__Direction__
Your task is to extract every line from the material below exactly.

[Records for this exercise start]

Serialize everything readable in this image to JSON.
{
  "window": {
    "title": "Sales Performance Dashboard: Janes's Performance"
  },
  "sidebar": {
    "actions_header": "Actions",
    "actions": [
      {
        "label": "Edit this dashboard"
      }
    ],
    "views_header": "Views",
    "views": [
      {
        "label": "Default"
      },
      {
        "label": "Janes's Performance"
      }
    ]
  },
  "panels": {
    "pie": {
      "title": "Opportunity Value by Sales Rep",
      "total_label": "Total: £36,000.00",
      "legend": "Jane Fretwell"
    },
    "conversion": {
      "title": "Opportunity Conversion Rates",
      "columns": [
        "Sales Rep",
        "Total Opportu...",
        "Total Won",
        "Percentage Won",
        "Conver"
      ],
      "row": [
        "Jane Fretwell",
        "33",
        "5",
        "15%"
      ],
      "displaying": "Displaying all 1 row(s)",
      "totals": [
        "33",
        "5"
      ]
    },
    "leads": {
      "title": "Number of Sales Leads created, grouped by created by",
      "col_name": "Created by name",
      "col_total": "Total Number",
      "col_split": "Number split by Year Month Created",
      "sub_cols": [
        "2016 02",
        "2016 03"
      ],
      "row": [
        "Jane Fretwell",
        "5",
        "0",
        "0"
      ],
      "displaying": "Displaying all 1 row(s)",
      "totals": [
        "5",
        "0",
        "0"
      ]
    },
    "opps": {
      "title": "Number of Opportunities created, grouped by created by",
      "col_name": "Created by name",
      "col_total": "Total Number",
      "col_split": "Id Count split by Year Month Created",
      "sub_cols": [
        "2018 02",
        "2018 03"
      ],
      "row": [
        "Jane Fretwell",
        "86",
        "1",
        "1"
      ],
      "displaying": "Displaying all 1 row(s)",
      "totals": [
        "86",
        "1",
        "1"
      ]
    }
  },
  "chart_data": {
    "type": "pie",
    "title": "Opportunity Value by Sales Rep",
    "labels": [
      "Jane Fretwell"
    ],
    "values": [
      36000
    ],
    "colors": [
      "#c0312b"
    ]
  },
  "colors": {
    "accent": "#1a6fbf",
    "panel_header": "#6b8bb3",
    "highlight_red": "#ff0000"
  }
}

[Records for this exercise end]

__The response__
Serialize everything readable in this image to JSON.
{
  "window": {
    "title": "Sales Performance Dashboard: Janes's Performance"
  },
  "sidebar": {
    "actions_header": "Actions",
    "actions": [
      {
        "label": "Edit this dashboard"
      }
    ],
    "views_header": "Views",
    "views": [
      {
        "label": "Default"
      },
      {
        "label": "Janes's Performance"
      }
    ]
  },
  "panels": {
    "pie": {
      "title": "Opportunity Value by Sales Rep",
      "total_label": "Total: £36,000.00",
      "legend": "Jane Fretwell"
    },
    "conversion": {
      "title": "Opportunity Conversion Rates",
      "columns": [
        "Sales Rep",
        "Total Opportu...",
        "Total Won",
        "Percentage Won",
        "Conver"
      ],
      "row": [
        "Jane Fretwell",
        "33",
        "5",
        "15%"
      ],
      "displaying": "Displaying all 1 row(s)",
      "totals": [
        "33",
        "5"
      ]
    },
    "leads": {
      "title": "Number of Sales Leads created, grouped by created by",
      "col_name": "Created by name",
      "col_total": "Total Number",
      "col_split": "Number split by Year Month Created",
      "sub_cols": [
        "2016 02",
        "2016 03"
      ],
      "row": [
        "Jane Fretwell",
        "5",
        "0",
        "0"
      ],
      "displaying": "Displaying all 1 row(s)",
      "totals": [
        "5",
        "0",
        "0"
      ]
    },
    "opps": {
      "title": "Number of Opportunities created, grouped by created by",
      "col_name": "Created by name",
      "col_total": "Total Number",
      "col_split": "Id Count split by Year Month Created",
      "sub_cols": [
        "2018 02",
        "2018 03"
      ],
      "row": [
        "Jane Fretwell",
        "86",
        "1",
        "1"
      ],
      "displaying": "Displaying all 1 row(s)",
      "totals": [
        "86",
        "1",
        "1"
      ]
    }
  },
  "chart_data": {
    "type": "pie",
    "title": "Opportunity Value by Sales Rep",
    "labels": [
      "Jane Fretwell"
    ],
    "values": [
      36000
    ],
    "colors": [
      "#c0312b"
    ]
  },
  "colors": {
    "accent": "#1a6fbf",
    "panel_header": "#6b8bb3",
    "highlight_red": "#ff0000"
  }
}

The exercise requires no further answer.